## EXERCISE DETAILS
Check each line below for the word "Surface", and copy those that have it.

╭──

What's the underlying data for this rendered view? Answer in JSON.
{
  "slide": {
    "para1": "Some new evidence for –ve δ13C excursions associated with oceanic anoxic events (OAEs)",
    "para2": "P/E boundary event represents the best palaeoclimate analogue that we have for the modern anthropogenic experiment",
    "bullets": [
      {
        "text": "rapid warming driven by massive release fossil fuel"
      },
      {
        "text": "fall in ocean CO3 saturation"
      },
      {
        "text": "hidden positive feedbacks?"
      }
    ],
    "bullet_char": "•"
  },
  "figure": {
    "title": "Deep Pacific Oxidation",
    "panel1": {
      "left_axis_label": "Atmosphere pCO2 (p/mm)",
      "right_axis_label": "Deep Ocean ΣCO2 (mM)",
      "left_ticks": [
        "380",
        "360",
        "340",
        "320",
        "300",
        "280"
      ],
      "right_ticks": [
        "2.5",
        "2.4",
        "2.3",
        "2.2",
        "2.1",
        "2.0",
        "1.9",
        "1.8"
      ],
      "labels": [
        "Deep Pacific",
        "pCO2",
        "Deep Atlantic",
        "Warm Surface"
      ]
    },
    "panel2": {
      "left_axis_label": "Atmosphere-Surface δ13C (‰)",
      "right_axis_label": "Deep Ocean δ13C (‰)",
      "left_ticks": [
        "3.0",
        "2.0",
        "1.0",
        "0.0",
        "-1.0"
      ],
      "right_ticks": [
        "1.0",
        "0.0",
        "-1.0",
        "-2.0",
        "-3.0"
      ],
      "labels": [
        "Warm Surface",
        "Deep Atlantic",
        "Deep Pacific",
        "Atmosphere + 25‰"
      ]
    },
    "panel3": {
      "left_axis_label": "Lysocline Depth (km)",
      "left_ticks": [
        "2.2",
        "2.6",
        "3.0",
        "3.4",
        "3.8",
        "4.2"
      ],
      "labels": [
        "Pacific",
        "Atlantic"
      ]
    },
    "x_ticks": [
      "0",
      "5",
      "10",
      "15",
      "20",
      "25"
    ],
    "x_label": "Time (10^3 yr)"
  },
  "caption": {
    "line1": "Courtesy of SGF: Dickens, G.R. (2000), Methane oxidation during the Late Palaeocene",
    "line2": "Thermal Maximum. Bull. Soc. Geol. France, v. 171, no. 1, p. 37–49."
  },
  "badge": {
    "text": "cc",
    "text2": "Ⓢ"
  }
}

╰──

## TASK RESPONSE
        "Warm Surface"
      "left_axis_label": "Atmosphere-Surface δ13C (‰)",
        "Warm Surface",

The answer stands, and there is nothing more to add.